(Collection entries)
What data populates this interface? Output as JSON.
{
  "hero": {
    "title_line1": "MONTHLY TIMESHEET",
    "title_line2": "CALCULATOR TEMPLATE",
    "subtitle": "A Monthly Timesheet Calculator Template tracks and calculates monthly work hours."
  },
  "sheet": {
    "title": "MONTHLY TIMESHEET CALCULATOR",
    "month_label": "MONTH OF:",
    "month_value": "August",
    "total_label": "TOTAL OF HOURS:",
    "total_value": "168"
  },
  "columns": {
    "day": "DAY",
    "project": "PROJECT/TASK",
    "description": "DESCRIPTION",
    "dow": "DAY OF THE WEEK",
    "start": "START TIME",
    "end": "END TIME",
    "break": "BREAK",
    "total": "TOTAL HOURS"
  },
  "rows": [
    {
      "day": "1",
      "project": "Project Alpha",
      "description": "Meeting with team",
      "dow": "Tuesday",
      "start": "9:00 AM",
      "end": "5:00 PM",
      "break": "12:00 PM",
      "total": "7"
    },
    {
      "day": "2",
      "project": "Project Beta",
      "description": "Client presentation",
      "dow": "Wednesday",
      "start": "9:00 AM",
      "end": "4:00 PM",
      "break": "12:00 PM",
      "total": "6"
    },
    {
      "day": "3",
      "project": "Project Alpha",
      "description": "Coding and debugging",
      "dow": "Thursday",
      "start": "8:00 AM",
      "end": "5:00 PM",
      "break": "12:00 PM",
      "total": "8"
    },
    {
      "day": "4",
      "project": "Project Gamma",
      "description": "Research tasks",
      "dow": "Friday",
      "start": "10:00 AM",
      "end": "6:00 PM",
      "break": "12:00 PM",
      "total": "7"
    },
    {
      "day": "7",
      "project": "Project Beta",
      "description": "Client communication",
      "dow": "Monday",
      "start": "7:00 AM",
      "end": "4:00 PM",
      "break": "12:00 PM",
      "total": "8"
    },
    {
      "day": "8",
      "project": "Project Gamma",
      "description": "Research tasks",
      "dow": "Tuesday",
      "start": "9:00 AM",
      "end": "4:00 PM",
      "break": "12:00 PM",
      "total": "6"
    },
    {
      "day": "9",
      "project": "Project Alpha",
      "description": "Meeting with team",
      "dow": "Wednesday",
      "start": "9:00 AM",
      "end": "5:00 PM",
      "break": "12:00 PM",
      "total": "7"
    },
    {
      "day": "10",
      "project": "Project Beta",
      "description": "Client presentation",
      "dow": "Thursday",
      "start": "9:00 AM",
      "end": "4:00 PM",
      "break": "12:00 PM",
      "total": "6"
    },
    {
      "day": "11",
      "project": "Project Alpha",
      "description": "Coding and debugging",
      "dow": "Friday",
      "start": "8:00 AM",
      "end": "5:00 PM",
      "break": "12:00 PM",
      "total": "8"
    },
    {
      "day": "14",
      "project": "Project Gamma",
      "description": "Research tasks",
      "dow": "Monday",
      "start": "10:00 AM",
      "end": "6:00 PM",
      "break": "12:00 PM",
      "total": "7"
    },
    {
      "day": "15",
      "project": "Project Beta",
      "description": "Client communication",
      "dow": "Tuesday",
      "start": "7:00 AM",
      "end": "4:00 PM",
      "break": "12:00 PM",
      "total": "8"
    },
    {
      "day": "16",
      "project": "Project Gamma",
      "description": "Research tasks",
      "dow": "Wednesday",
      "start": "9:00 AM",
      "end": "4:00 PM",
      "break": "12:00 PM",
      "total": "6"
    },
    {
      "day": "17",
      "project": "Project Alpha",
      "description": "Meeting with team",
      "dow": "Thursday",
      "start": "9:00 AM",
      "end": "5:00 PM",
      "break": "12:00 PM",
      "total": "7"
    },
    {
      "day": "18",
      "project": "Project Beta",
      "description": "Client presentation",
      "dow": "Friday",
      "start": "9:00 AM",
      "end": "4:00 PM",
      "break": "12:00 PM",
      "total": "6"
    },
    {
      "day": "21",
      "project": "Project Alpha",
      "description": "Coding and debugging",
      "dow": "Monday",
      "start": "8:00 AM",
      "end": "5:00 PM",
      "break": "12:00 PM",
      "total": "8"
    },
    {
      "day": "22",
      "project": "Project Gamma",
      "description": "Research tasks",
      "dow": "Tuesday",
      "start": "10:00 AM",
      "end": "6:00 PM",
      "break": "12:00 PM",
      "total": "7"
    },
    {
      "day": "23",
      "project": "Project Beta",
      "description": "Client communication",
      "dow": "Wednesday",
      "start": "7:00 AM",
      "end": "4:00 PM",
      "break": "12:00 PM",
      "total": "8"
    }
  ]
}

**SHORT EXERCISE**. Take the material above and return all of it exactly.

**EXERCISE ANSWER**.
What data populates this interface? Output as JSON.
{
  "hero": {
    "title_line1": "MONTHLY TIMESHEET",
    "title_line2": "CALCULATOR TEMPLATE",
    "subtitle": "A Monthly Timesheet Calculator Template tracks and calculates monthly work hours."
  },
  "sheet": {
    "title": "MONTHLY TIMESHEET CALCULATOR",
    "month_label": "MONTH OF:",
    "month_value": "August",
    "total_label": "TOTAL OF HOURS:",
    "total_value": "168"
  },
  "columns": {
    "day": "DAY",
    "project": "PROJECT/TASK",
    "description": "DESCRIPTION",
    "dow": "DAY OF THE WEEK",
    "start": "START TIME",
    "end": "END TIME",
    "break": "BREAK",
    "total": "TOTAL HOURS"
  },
  "rows": [
    {
      "day": "1",
      "project": "Project Alpha",
      "description": "Meeting with team",
      "dow": "Tuesday",
      "start": "9:00 AM",
      "end": "5:00 PM",
      "break": "12:00 PM",
      "total": "7"
    },
    {
      "day": "2",
      "project": "Project Beta",
      "description": "Client presentation",
      "dow": "Wednesday",
      "start": "9:00 AM",
      "end": "4:00 PM",
      "break": "12:00 PM",
      "total": "6"
    },
    {
      "day": "3",
      "project": "Project Alpha",
      "description": "Coding and debugging",
      "dow": "Thursday",
      "start": "8:00 AM",
      "end": "5:00 PM",
      "break": "12:00 PM",
      "total": "8"
    },
    {
      "day": "4",
      "project": "Project Gamma",
      "description": "Research tasks",
      "dow": "Friday",
      "start": "10:00 AM",
      "end": "6:00 PM",
      "break": "12:00 PM",
      "total": "7"
    },
    {
      "day": "7",
      "project": "Project Beta",
      "description": "Client communication",
      "dow": "Monday",
      "start": "7:00 AM",
      "end": "4:00 PM",
      "break": "12:00 PM",
      "total": "8"
    },
    {
      "day": "8",
      "project": "Project Gamma",
      "description": "Research tasks",
      "dow": "Tuesday",
      "start": "9:00 AM",
      "end": "4:00 PM",
      "break": "12:00 PM",
      "total": "6"
    },
    {
      "day": "9",
      "project": "Project Alpha",
      "description": "Meeting with team",
      "dow": "Wednesday",
      "start": "9:00 AM",
      "end": "5:00 PM",
      "break": "12:00 PM",
      "total": "7"
    },
    {
      "day": "10",
      "project": "Project Beta",
      "description": "Client presentation",
      "dow": "Thursday",
      "start": "9:00 AM",
      "end": "4:00 PM",
      "break": "12:00 PM",
      "total": "6"
    },
    {
      "day": "11",
      "project": "Project Alpha",
      "description": "Coding and debugging",
      "dow": "Friday",
      "start": "8:00 AM",
      "end": "5:00 PM",
      "break": "12:00 PM",
      "total": "8"
    },
    {
      "day": "14",
      "project": "Project Gamma",
      "description": "Research tasks",
      "dow": "Monday",
      "start": "10:00 AM",
      "end": "6:00 PM",
      "break": "12:00 PM",
      "total": "7"
    },
    {
      "day": "15",
      "project": "Project Beta",
      "description": "Client communication",
      "dow": "Tuesday",
      "start": "7:00 AM",
      "end": "4:00 PM",
      "break": "12:00 PM",
      "total": "8"
    },
    {
      "day": "16",
      "project": "Project Gamma",
      "description": "Research tasks",
      "dow": "Wednesday",
      "start": "9:00 AM",
      "end": "4:00 PM",
      "break": "12:00 PM",
      "total": "6"
    },
    {
      "day": "17",
      "project": "Project Alpha",
      "description": "Meeting with team",
      "dow": "Thursday",
      "start": "9:00 AM",
      "end": "5:00 PM",
      "break": "12:00 PM",
      "total": "7"
    },
    {
      "day": "18",
      "project": "Project Beta",
      "description": "Client presentation",
      "dow": "Friday",
      "start": "9:00 AM",
      "end": "4:00 PM",
      "break": "12:00 PM",
      "total": "6"
    },
    {
      "day": "21",
      "project": "Project Alpha",
      "description": "Coding and debugging",
      "dow": "Monday",
      "start": "8:00 AM",
      "end": "5:00 PM",
      "break": "12:00 PM",
      "total": "8"
    },
    {
      "day": "22",
      "project": "Project Gamma",
      "description": "Research tasks",
      "dow": "Tuesday",
      "start": "10:00 AM",
      "end": "6:00 PM",
      "break": "12:00 PM",
      "total": "7"
    },
    {
      "day": "23",
      "project": "Project Beta",
      "description": "Client communication",
      "dow": "Wednesday",
      "start": "7:00 AM",
      "end": "4:00 PM",
      "break": "12:00 PM",
      "total": "8"
    }
  ]
}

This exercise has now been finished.